** START LISTED RECORDS **

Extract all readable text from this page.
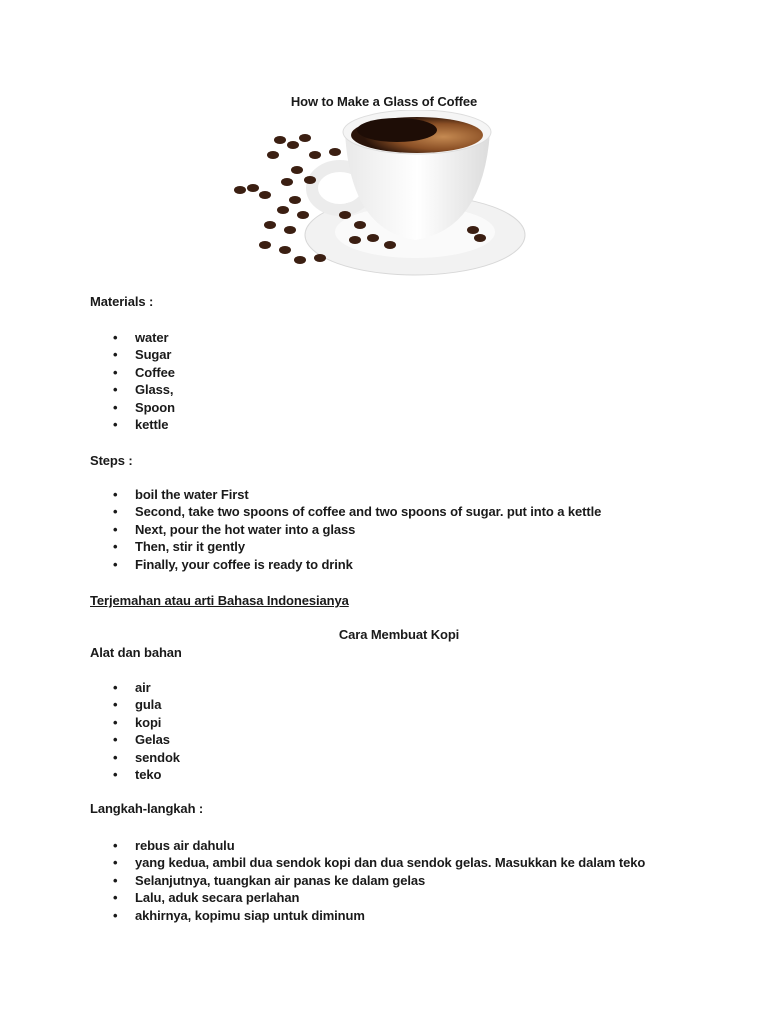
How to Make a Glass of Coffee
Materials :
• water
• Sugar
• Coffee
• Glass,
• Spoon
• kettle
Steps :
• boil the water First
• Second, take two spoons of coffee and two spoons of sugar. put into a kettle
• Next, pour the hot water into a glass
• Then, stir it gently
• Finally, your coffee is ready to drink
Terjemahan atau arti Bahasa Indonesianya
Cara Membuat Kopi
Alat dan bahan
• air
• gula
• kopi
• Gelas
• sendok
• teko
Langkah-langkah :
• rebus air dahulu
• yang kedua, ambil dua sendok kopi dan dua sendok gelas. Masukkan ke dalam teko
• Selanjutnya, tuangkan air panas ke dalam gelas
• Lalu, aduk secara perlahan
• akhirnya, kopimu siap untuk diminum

** END LISTED RECORDS **

◆ **WORK TO DO**: State the number of lines in the records that contain the string "sendok", and nothing more.

◆ **ANSWER BELOW**: 2